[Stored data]
--- Begin ---
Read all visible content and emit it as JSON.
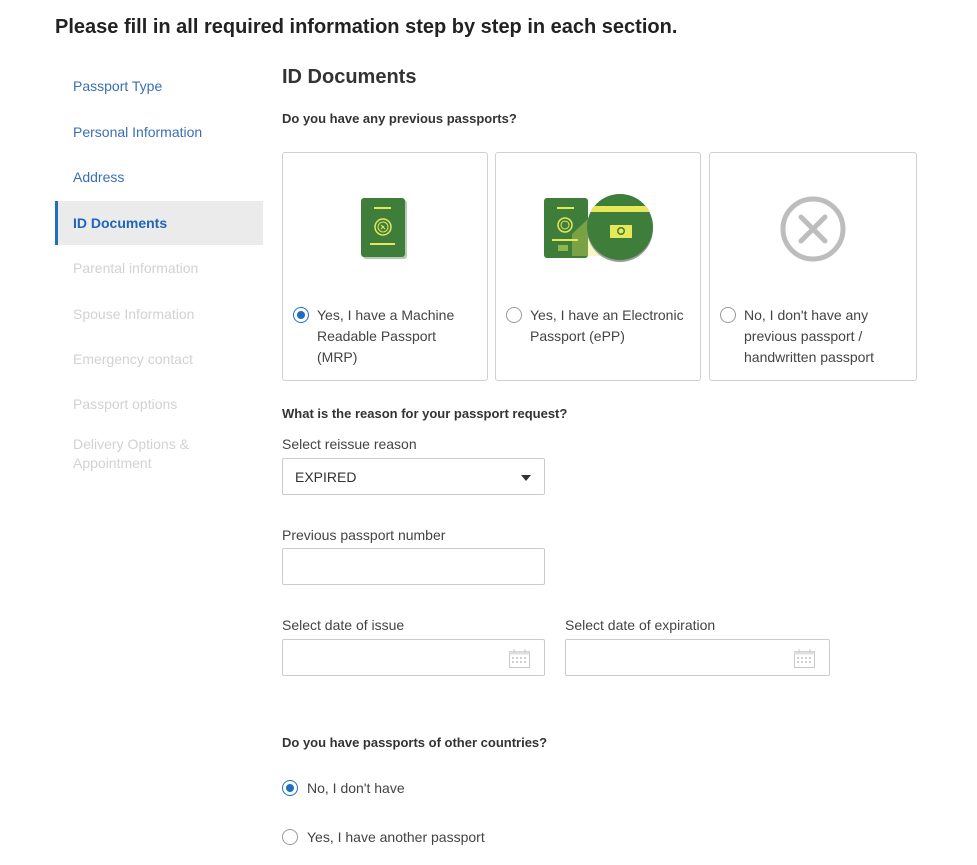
{
  "page": {
    "heading": "Please fill in all required information step by step in each section."
  },
  "sidebar": {
    "items": [
      {
        "label": "Passport Type",
        "state": "done"
      },
      {
        "label": "Personal Information",
        "state": "done"
      },
      {
        "label": "Address",
        "state": "done"
      },
      {
        "label": "ID Documents",
        "state": "active"
      },
      {
        "label": "Parental information",
        "state": "disabled"
      },
      {
        "label": "Spouse Information",
        "state": "disabled"
      },
      {
        "label": "Emergency contact",
        "state": "disabled"
      },
      {
        "label": "Passport options",
        "state": "disabled"
      },
      {
        "label": "Delivery Options & Appointment",
        "state": "disabled"
      }
    ]
  },
  "main": {
    "title": "ID Documents",
    "previous_passports": {
      "question": "Do you have any previous passports?",
      "options": [
        {
          "label": "Yes, I have a Machine Readable Passport (MRP)",
          "icon": "mrp-passport-icon",
          "selected": true
        },
        {
          "label": "Yes, I have an Electronic Passport (ePP)",
          "icon": "electronic-passport-icon",
          "selected": false
        },
        {
          "label": "No, I don't have any previous passport / handwritten passport",
          "icon": "no-passport-icon",
          "selected": false
        }
      ]
    },
    "reason": {
      "question": "What is the reason for your passport request?",
      "select_label": "Select reissue reason",
      "select_value": "EXPIRED"
    },
    "previous_number": {
      "label": "Previous passport number",
      "value": ""
    },
    "date_issue": {
      "label": "Select date of issue",
      "value": "",
      "icon": "calendar-icon"
    },
    "date_expiration": {
      "label": "Select date of expiration",
      "value": "",
      "icon": "calendar-icon"
    },
    "other_countries": {
      "question": "Do you have passports of other countries?",
      "options": [
        {
          "label": "No, I don't have",
          "selected": true
        },
        {
          "label": "Yes, I have another passport",
          "selected": false
        }
      ]
    }
  },
  "colors": {
    "accent": "#1f6fc0",
    "link": "#3a6fb5",
    "disabled": "#d2d2d2",
    "passport_green": "#3f7d3a",
    "passport_yellow": "#e6e85a"
  }
}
--- End ---
→ Your instructions
Retype each entry precisely. Skip images entirely.

→ Exercise result
Read all visible content and emit it as JSON.
{
  "page": {
    "heading": "Please fill in all required information step by step in each section."
  },
  "sidebar": {
    "items": [
      {
        "label": "Passport Type",
        "state": "done"
      },
      {
        "label": "Personal Information",
        "state": "done"
      },
      {
        "label": "Address",
        "state": "done"
      },
      {
        "label": "ID Documents",
        "state": "active"
      },
      {
        "label": "Parental information",
        "state": "disabled"
      },
      {
        "label": "Spouse Information",
        "state": "disabled"
      },
      {
        "label": "Emergency contact",
        "state": "disabled"
      },
      {
        "label": "Passport options",
        "state": "disabled"
      },
      {
        "label": "Delivery Options & Appointment",
        "state": "disabled"
      }
    ]
  },
  "main": {
    "title": "ID Documents",
    "previous_passports": {
      "question": "Do you have any previous passports?",
      "options": [
        {
          "label": "Yes, I have a Machine Readable Passport (MRP)",
          "icon": "mrp-passport-icon",
          "selected": true
        },
        {
          "label": "Yes, I have an Electronic Passport (ePP)",
          "icon": "electronic-passport-icon",
          "selected": false
        },
        {
          "label": "No, I don't have any previous passport / handwritten passport",
          "icon": "no-passport-icon",
          "selected": false
        }
      ]
    },
    "reason": {
      "question": "What is the reason for your passport request?",
      "select_label": "Select reissue reason",
      "select_value": "EXPIRED"
    },
    "previous_number": {
      "label": "Previous passport number",
      "value": ""
    },
    "date_issue": {
      "label": "Select date of issue",
      "value": "",
      "icon": "calendar-icon"
    },
    "date_expiration": {
      "label": "Select date of expiration",
      "value": "",
      "icon": "calendar-icon"
    },
    "other_countries": {
      "question": "Do you have passports of other countries?",
      "options": [
        {
          "label": "No, I don't have",
          "selected": true
        },
        {
          "label": "Yes, I have another passport",
          "selected": false
        }
      ]
    }
  },
  "colors": {
    "accent": "#1f6fc0",
    "link": "#3a6fb5",
    "disabled": "#d2d2d2",
    "passport_green": "#3f7d3a",
    "passport_yellow": "#e6e85a"
  }
}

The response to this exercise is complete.